> **RECORDS FOR THE EXERCISE**:
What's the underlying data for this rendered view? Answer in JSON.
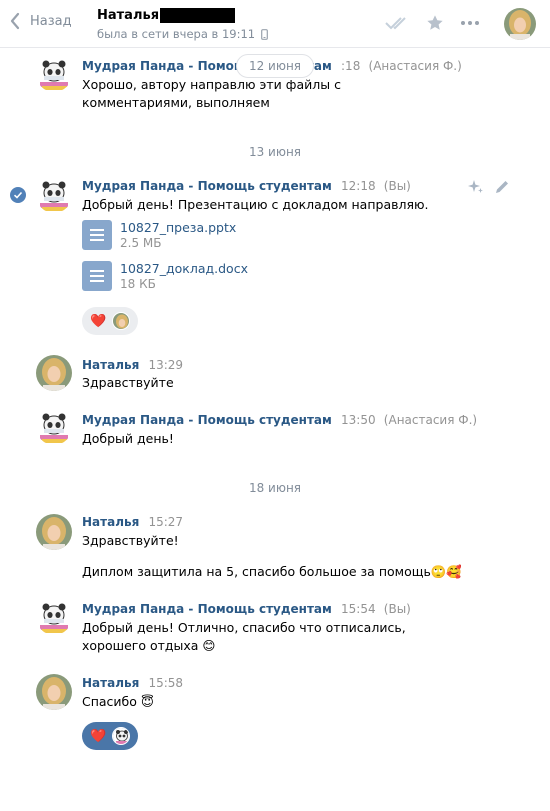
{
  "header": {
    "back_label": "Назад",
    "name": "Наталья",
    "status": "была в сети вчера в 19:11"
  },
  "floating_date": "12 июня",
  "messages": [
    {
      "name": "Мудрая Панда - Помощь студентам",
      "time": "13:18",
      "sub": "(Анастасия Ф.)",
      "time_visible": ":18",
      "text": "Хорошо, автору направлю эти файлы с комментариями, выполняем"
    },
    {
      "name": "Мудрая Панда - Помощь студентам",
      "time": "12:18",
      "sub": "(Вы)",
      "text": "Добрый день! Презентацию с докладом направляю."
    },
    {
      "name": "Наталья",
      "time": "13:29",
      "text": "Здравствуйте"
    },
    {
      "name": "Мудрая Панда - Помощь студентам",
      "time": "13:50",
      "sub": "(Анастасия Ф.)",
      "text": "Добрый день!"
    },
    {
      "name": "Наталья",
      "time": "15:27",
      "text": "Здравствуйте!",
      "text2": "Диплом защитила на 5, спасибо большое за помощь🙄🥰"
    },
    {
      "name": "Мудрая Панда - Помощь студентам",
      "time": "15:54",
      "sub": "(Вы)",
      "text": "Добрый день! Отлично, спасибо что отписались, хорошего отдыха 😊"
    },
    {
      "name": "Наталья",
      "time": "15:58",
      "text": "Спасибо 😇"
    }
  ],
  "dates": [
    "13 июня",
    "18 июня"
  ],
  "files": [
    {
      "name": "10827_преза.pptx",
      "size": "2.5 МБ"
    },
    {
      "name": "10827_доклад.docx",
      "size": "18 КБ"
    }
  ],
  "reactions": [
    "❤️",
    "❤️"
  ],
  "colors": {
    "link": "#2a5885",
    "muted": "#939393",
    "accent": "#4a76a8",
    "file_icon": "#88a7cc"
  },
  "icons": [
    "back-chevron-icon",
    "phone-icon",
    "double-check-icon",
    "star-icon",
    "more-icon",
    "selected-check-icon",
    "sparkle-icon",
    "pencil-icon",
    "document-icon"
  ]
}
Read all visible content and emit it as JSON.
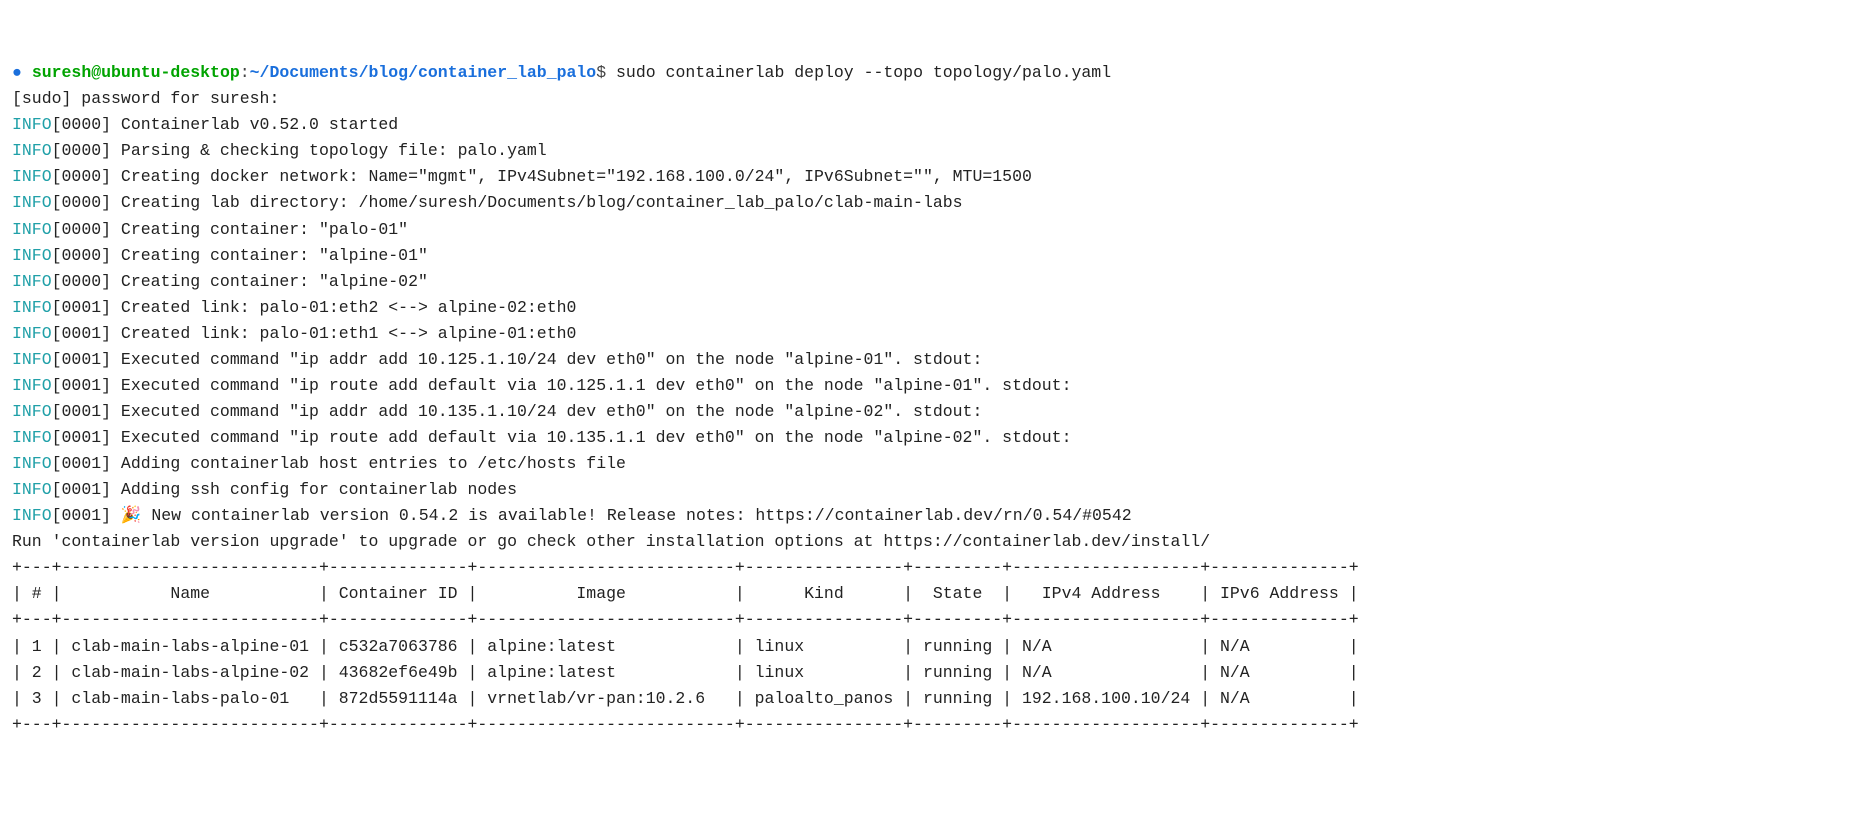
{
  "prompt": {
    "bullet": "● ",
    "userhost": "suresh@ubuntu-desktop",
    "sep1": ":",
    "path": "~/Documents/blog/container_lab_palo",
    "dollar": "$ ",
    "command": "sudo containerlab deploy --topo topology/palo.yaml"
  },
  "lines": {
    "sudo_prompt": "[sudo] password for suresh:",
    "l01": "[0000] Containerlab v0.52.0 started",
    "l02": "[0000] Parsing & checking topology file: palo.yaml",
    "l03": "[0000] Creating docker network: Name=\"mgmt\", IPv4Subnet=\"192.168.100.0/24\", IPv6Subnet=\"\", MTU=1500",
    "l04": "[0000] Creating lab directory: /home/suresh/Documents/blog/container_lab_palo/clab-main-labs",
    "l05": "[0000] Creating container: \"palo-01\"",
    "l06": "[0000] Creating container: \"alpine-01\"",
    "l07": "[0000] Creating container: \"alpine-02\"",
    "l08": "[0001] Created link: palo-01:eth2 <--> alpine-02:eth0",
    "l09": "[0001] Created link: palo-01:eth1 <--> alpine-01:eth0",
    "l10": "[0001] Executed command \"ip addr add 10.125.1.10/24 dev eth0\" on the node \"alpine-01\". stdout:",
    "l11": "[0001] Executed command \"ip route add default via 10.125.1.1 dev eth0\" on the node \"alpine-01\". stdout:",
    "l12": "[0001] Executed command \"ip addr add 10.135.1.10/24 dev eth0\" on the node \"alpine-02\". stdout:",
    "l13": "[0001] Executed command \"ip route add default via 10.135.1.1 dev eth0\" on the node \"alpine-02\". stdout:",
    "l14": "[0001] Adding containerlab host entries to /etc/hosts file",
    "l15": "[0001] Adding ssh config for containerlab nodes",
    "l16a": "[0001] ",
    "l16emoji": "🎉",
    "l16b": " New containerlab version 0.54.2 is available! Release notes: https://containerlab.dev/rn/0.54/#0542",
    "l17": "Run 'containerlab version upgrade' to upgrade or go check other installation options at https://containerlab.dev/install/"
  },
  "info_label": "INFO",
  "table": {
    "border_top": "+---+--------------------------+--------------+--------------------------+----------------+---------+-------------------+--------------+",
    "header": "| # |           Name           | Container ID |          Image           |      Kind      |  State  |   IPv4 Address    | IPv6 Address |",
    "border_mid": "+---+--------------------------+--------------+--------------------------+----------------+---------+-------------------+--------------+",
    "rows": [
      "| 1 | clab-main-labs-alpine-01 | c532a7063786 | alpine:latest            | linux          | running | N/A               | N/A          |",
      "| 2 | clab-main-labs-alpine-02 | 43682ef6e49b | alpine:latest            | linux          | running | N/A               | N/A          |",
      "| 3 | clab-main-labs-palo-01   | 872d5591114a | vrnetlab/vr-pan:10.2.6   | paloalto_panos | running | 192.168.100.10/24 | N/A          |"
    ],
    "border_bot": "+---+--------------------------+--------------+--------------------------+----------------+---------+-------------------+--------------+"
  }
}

> **PROMPT**:
The entries above should be reproduced exactly, without their pictures.

> **REPLY TO THE EXERCISE**:
What's the underlying data for this rendered view? Answer in JSON.
{
  "header": {
    "back_label": "Назад",
    "name": "Наталья",
    "status": "была в сети вчера в 19:11"
  },
  "floating_date": "12 июня",
  "messages": [
    {
      "name": "Мудрая Панда - Помощь студентам",
      "time": "13:18",
      "sub": "(Анастасия Ф.)",
      "time_visible": ":18",
      "text": "Хорошо, автору направлю эти файлы с комментариями, выполняем"
    },
    {
      "name": "Мудрая Панда - Помощь студентам",
      "time": "12:18",
      "sub": "(Вы)",
      "text": "Добрый день! Презентацию с докладом направляю."
    },
    {
      "name": "Наталья",
      "time": "13:29",
      "text": "Здравствуйте"
    },
    {
      "name": "Мудрая Панда - Помощь студентам",
      "time": "13:50",
      "sub": "(Анастасия Ф.)",
      "text": "Добрый день!"
    },
    {
      "name": "Наталья",
      "time": "15:27",
      "text": "Здравствуйте!",
      "text2": "Диплом защитила на 5, спасибо большое за помощь🙄🥰"
    },
    {
      "name": "Мудрая Панда - Помощь студентам",
      "time": "15:54",
      "sub": "(Вы)",
      "text": "Добрый день! Отлично, спасибо что отписались, хорошего отдыха 😊"
    },
    {
      "name": "Наталья",
      "time": "15:58",
      "text": "Спасибо 😇"
    }
  ],
  "dates": [
    "13 июня",
    "18 июня"
  ],
  "files": [
    {
      "name": "10827_преза.pptx",
      "size": "2.5 МБ"
    },
    {
      "name": "10827_доклад.docx",
      "size": "18 КБ"
    }
  ],
  "reactions": [
    "❤️",
    "❤️"
  ],
  "colors": {
    "link": "#2a5885",
    "muted": "#939393",
    "accent": "#4a76a8",
    "file_icon": "#88a7cc"
  },
  "icons": [
    "back-chevron-icon",
    "phone-icon",
    "double-check-icon",
    "star-icon",
    "more-icon",
    "selected-check-icon",
    "sparkle-icon",
    "pencil-icon",
    "document-icon"
  ]
}
Read all visible content and emit it as JSON.
{
  "prompt": {
    "bullet": "● ",
    "userhost": "suresh@ubuntu-desktop",
    "sep1": ":",
    "path": "~/Documents/blog/container_lab_palo",
    "dollar": "$ ",
    "command": "sudo containerlab deploy --topo topology/palo.yaml"
  },
  "lines": {
    "sudo_prompt": "[sudo] password for suresh:",
    "l01": "[0000] Containerlab v0.52.0 started",
    "l02": "[0000] Parsing & checking topology file: palo.yaml",
    "l03": "[0000] Creating docker network: Name=\"mgmt\", IPv4Subnet=\"192.168.100.0/24\", IPv6Subnet=\"\", MTU=1500",
    "l04": "[0000] Creating lab directory: /home/suresh/Documents/blog/container_lab_palo/clab-main-labs",
    "l05": "[0000] Creating container: \"palo-01\"",
    "l06": "[0000] Creating container: \"alpine-01\"",
    "l07": "[0000] Creating container: \"alpine-02\"",
    "l08": "[0001] Created link: palo-01:eth2 <--> alpine-02:eth0",
    "l09": "[0001] Created link: palo-01:eth1 <--> alpine-01:eth0",
    "l10": "[0001] Executed command \"ip addr add 10.125.1.10/24 dev eth0\" on the node \"alpine-01\". stdout:",
    "l11": "[0001] Executed command \"ip route add default via 10.125.1.1 dev eth0\" on the node \"alpine-01\". stdout:",
    "l12": "[0001] Executed command \"ip addr add 10.135.1.10/24 dev eth0\" on the node \"alpine-02\". stdout:",
    "l13": "[0001] Executed command \"ip route add default via 10.135.1.1 dev eth0\" on the node \"alpine-02\". stdout:",
    "l14": "[0001] Adding containerlab host entries to /etc/hosts file",
    "l15": "[0001] Adding ssh config for containerlab nodes",
    "l16a": "[0001] ",
    "l16emoji": "🎉",
    "l16b": " New containerlab version 0.54.2 is available! Release notes: https://containerlab.dev/rn/0.54/#0542",
    "l17": "Run 'containerlab version upgrade' to upgrade or go check other installation options at https://containerlab.dev/install/"
  },
  "info_label": "INFO",
  "table": {
    "border_top": "+---+--------------------------+--------------+--------------------------+----------------+---------+-------------------+--------------+",
    "header": "| # |           Name           | Container ID |          Image           |      Kind      |  State  |   IPv4 Address    | IPv6 Address |",
    "border_mid": "+---+--------------------------+--------------+--------------------------+----------------+---------+-------------------+--------------+",
    "rows": [
      "| 1 | clab-main-labs-alpine-01 | c532a7063786 | alpine:latest            | linux          | running | N/A               | N/A          |",
      "| 2 | clab-main-labs-alpine-02 | 43682ef6e49b | alpine:latest            | linux          | running | N/A               | N/A          |",
      "| 3 | clab-main-labs-palo-01   | 872d5591114a | vrnetlab/vr-pan:10.2.6   | paloalto_panos | running | 192.168.100.10/24 | N/A          |"
    ],
    "border_bot": "+---+--------------------------+--------------+--------------------------+----------------+---------+-------------------+--------------+"
  }
}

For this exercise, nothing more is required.